— What is being asked —
Track down each line that has the word "заготовок" and copy it.

── Records shown

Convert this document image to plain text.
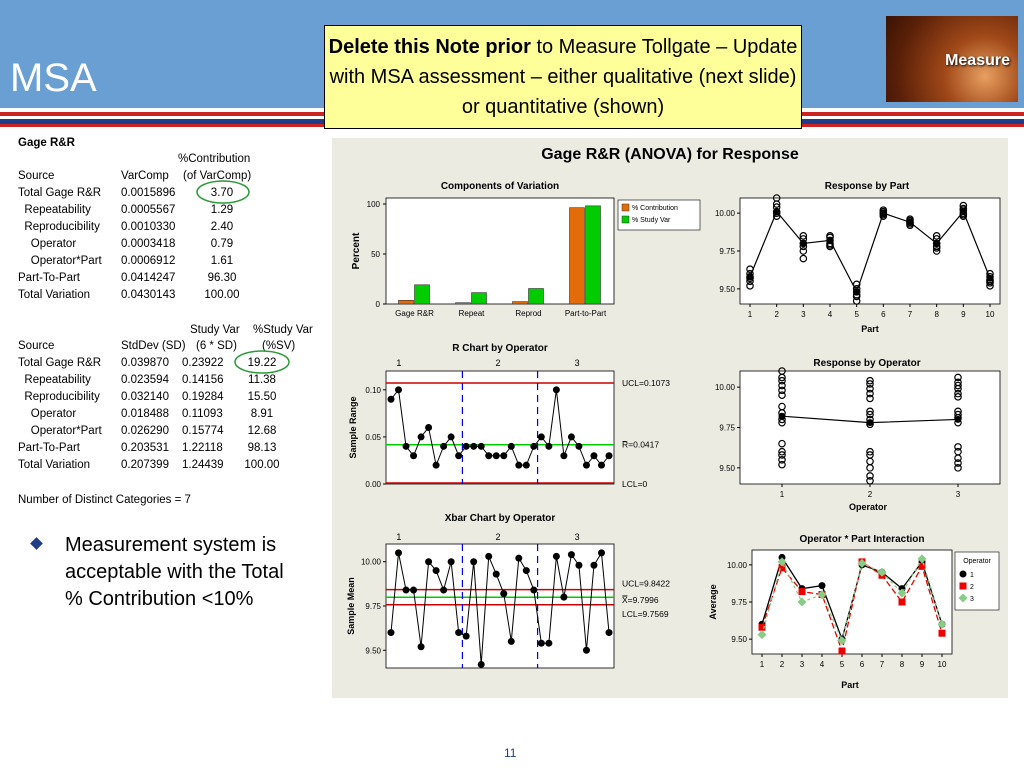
MSA
Delete this Note prior to Measure Tollgate – Update with MSA assessment – either qualitative (next slide) or quantitative (shown)
Measure
Gage R&R
%Contribution
Source	VarComp (of VarComp)
Total Gage R&R 0.0015896	3.70
Repeatability	0.0005567	1.29
Reproducibility 0.0010330	2.40
Operator	0.0003418	0.79
Operator*Part 0.0006912	1.61
Part-To-Part	0.0414247	96.30
Total Variation	0.0430143	100.00
Study Var %Study Var
Source	StdDev (SD) (6 * SD) (%SV)
Total Gage R&R 0.039870 0.23922	19.22
Repeatability	0.023594 0.14156	11.38
Reproducibility 0.032140 0.19284	15.50
Operator	0.018488 0.11093	8.91
Operator*Part 0.026290 0.15774	12.68
Part-To-Part	0.203531 1.22118	98.13
Total Variation	0.207399 1.24439	100.00
Number of Distinct Categories = 7
Measurement system is acceptable with the Total % Contribution <10%
Gage R&R (ANOVA) for Response
Components of Variation
0
50
100
Percent
Gage R&R	Repeat	Reprod	Part-to-Part
% Contribution
% Study Var
Response by Part
9.50
9.75
10.00
1	2	3	4	5	6	7	8	9 10
Part
R Chart by Operator
0.00
0.05
0.10
Sample Range
1	2	3
UCL=0.1073
R̅=0.0417
LCL=0
Response by Operator
9.50
9.75
10.00
1	2	3
Operator
Xbar Chart by Operator
9.50
9.75
10.00
Sample Mean
1	2	3
UCL=9.8422
X̿=9.7996
LCL=9.7569
Operator * Part Interaction
9.50
9.75
10.00
1 2 3 4 5 6 7 8 9 10
Part
Average
Operator
1
2
3
11
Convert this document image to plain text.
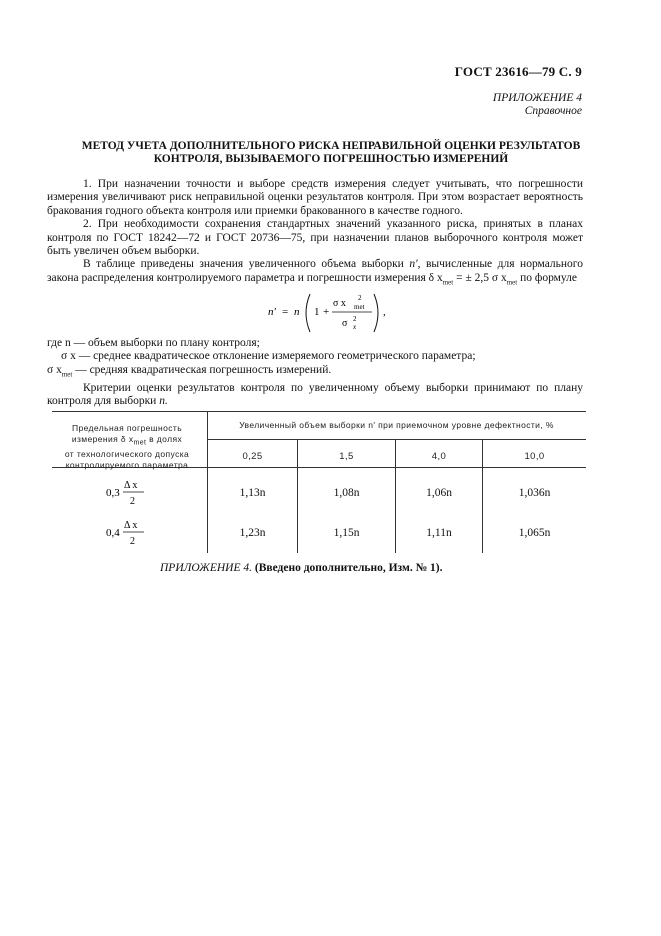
ГОСТ 23616—79 С. 9
ПРИЛОЖЕНИЕ 4
Справочное
МЕТОД УЧЕТА ДОПОЛНИТЕЛЬНОГО РИСКА НЕПРАВИЛЬНОЙ ОЦЕНКИ РЕЗУЛЬТАТОВ
КОНТРОЛЯ, ВЫЗЫВАЕМОГО ПОГРЕШНОСТЬЮ ИЗМЕРЕНИЙ

1. При назначении точности и выборе средств измерения следует учитывать, что погрешности измерения увеличивают риск неправильной оценки результатов контроля. При этом возрастает вероятность бракования годного объекта контроля или приемки бракованного в качестве годного.

2. При необходимости сохранения стандартных значений указанного риска, принятых в планах контроля по ГОСТ 18242—72 и ГОСТ 20736—75, при назначении планов выборочного контроля может быть увеличен объем выборки.

В таблице приведены значения увеличенного объема выборки n′, вычисленные для нормального закона распределения контролируемого параметра и погрешности измерения δ $x_{met}$ = ± 2,5 σ $x_{met}$ по формуле

n′ = n 1 +
σ x 2
met
σ 2
x
,
где n — объем выборки по плану контроля;
σ x — среднее квадратическое отклонение измеряемого геометрического параметра;
σ $x_{met}$ — средняя квадратическая погрешность измерений.

Критерии оценки результатов контроля по увеличенному объему выборки принимают по плану контроля для выборки n.

Предельная погрешность
измерения δ $x_{met}$ в долях
от технологического допуска
контролируемого параметра
Увеличенный объем выборки n′ при приемочном уровне дефектности, %
0,25	1,5	4,0	10,0
0,3
Δ x
2
1,13n	1,08n	1,06n	1,036n
0,4
Δ x
2
1,23n	1,15n	1,11n	1,065n
ПРИЛОЖЕНИЕ 4. (Введено дополнительно, Изм. № 1).
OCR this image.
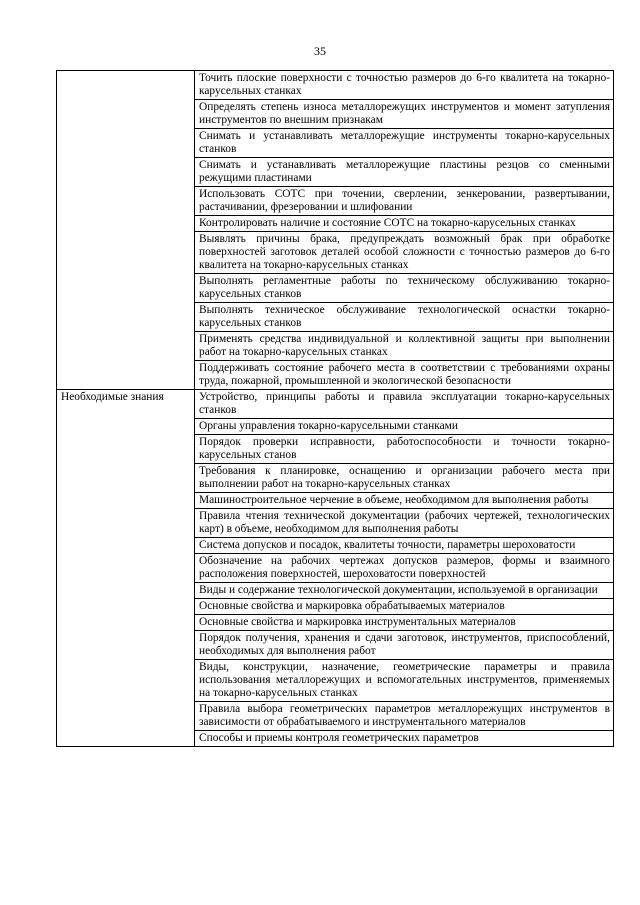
35
	Точить плоские поверхности с точностью размеров до 6-го квалитета на токарно-карусельных станках
	Определять степень износа металлорежущих инструментов и момент затупления инструментов по внешним признакам
	Снимать и устанавливать металлорежущие инструменты токарно-карусельных станков
	Снимать и устанавливать металлорежущие пластины резцов со сменными режущими пластинами
	Использовать СОТС при точении, сверлении, зенкеровании, развертывании, растачивании, фрезеровании и шлифовании
	Контролировать наличие и состояние СОТС на токарно-карусельных станках
	Выявлять причины брака, предупреждать возможный брак при обработке поверхностей заготовок деталей особой сложности с точностью размеров до 6-го квалитета на токарно-карусельных станках
	Выполнять регламентные работы по техническому обслуживанию токарно-карусельных станков
	Выполнять техническое обслуживание технологической оснастки токарно-карусельных станков
	Применять средства индивидуальной и коллективной защиты при выполнении работ на токарно-карусельных станках
	Поддерживать состояние рабочего места в соответствии с требованиями охраны труда, пожарной, промышленной и экологической безопасности
Необходимые знания	Устройство, принципы работы и правила эксплуатации токарно-карусельных станков
	Органы управления токарно-карусельными станками
	Порядок проверки исправности, работоспособности и точности токарно-карусельных станов
	Требования к планировке, оснащению и организации рабочего места при выполнении работ на токарно-карусельных станках
	Машиностроительное черчение в объеме, необходимом для выполнения работы
	Правила чтения технической документации (рабочих чертежей, технологических карт) в объеме, необходимом для выполнения работы
	Система допусков и посадок, квалитеты точности, параметры шероховатости
	Обозначение на рабочих чертежах допусков размеров, формы и взаимного расположения поверхностей, шероховатости поверхностей
	Виды и содержание технологической документации, используемой в организации
	Основные свойства и маркировка обрабатываемых материалов
	Основные свойства и маркировка инструментальных материалов
	Порядок получения, хранения и сдачи заготовок, инструментов, приспособлений, необходимых для выполнения работ
	Виды, конструкции, назначение, геометрические параметры и правила использования металлорежущих и вспомогательных инструментов, применяемых на токарно-карусельных станках
	Правила выбора геометрических параметров металлорежущих инструментов в зависимости от обрабатываемого и инструментального материалов
	Способы и приемы контроля геометрических параметров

────

— Result below —
	Выявлять причины брака, предупреждать возможный брак при обработке поверхностей заготовок деталей особой сложности с точностью размеров до 6-го квалитета на токарно-карусельных станках
	Порядок получения, хранения и сдачи заготовок, инструментов, приспособлений, необходимых для выполнения работ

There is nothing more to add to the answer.